THE INPUT
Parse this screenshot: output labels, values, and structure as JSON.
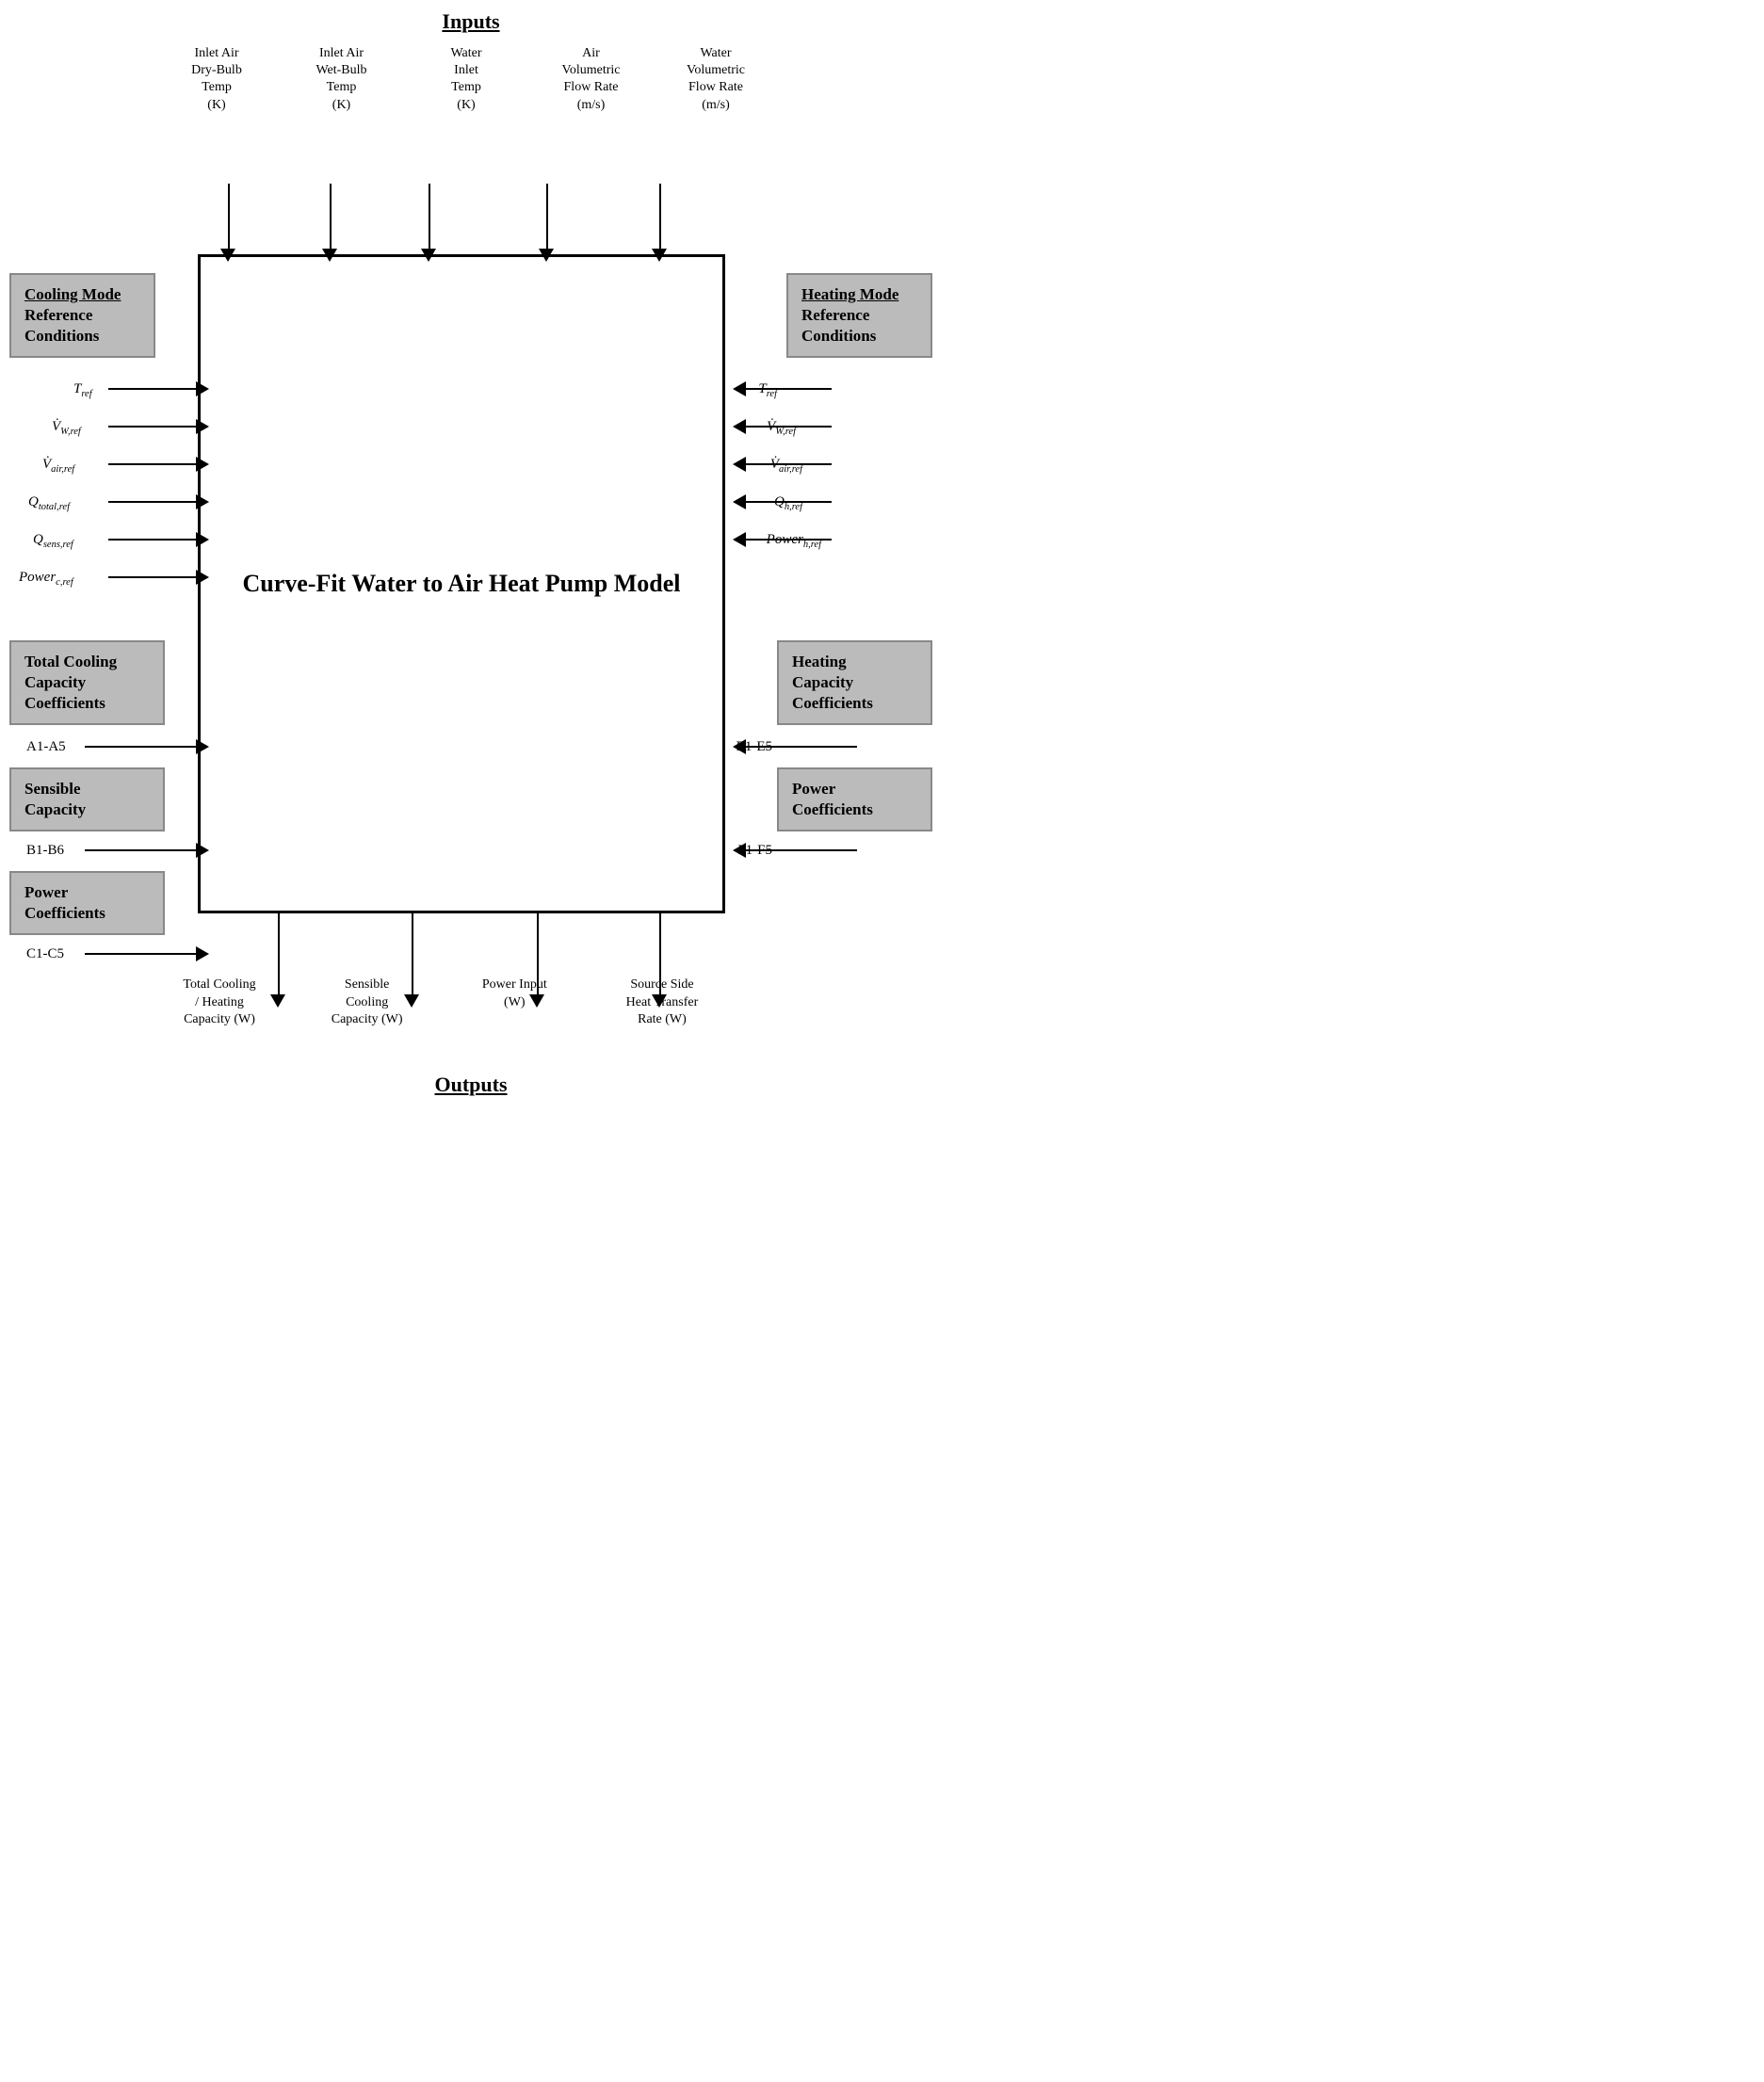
{
  "title": "Curve-Fit Water to Air Heat Pump Model",
  "inputs_label": "Inputs",
  "outputs_label": "Outputs",
  "top_headers": [
    {
      "label": "Inlet Air\nDry-Bulb\nTemp\n(K)"
    },
    {
      "label": "Inlet Air\nWet-Bulb\nTemp\n(K)"
    },
    {
      "label": "Water\nInlet\nTemp\n(K)"
    },
    {
      "label": "Air\nVolumetric\nFlow Rate\n(m/s)"
    },
    {
      "label": "Water\nVolumetric\nFlow Rate\n(m/s)"
    }
  ],
  "bottom_headers": [
    {
      "label": "Total Cooling\n/ Heating\nCapacity (W)"
    },
    {
      "label": "Sensible\nCooling\nCapacity (W)"
    },
    {
      "label": "Power Input\n(W)"
    },
    {
      "label": "Source Side\nHeat Transfer\nRate (W)"
    }
  ],
  "left_side": {
    "mode_label": "Cooling Mode",
    "reference_label": "Reference\nConditions",
    "refs": [
      "T_ref",
      "V̇_{W,ref}",
      "V̇_{air,ref}",
      "Q_{total,ref}",
      "Q_{sens,ref}",
      "Power_{c,ref}"
    ],
    "boxes": [
      {
        "label": "Total Cooling\nCapacity\nCoefficients"
      },
      {
        "label": "Sensible\nCapacity"
      },
      {
        "label": "Power\nCoefficients"
      }
    ],
    "coeffs": [
      "A1-A5",
      "B1-B6",
      "C1-C5"
    ]
  },
  "right_side": {
    "mode_label": "Heating Mode",
    "reference_label": "Reference\nConditions",
    "refs": [
      "T_ref",
      "V̇_{W,ref}",
      "V̇_{air,ref}",
      "Q_{h,ref}",
      "Power_{h,ref}"
    ],
    "boxes": [
      {
        "label": "Heating\nCapacity\nCoefficients"
      },
      {
        "label": "Power\nCoefficients"
      }
    ],
    "coeffs": [
      "E1-E5",
      "F1-F5"
    ]
  }
}
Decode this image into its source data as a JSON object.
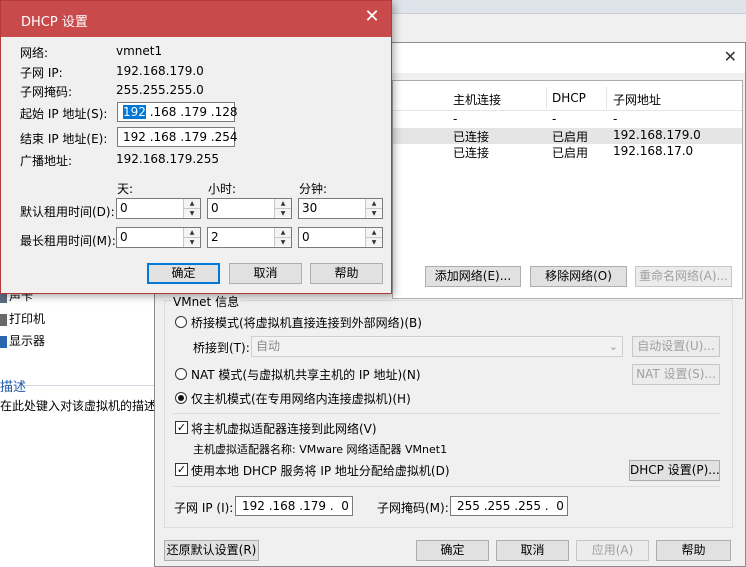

TO DO
Provide the number of lines containing the string "nVolumetric", with no other output.

TASK RESULT
2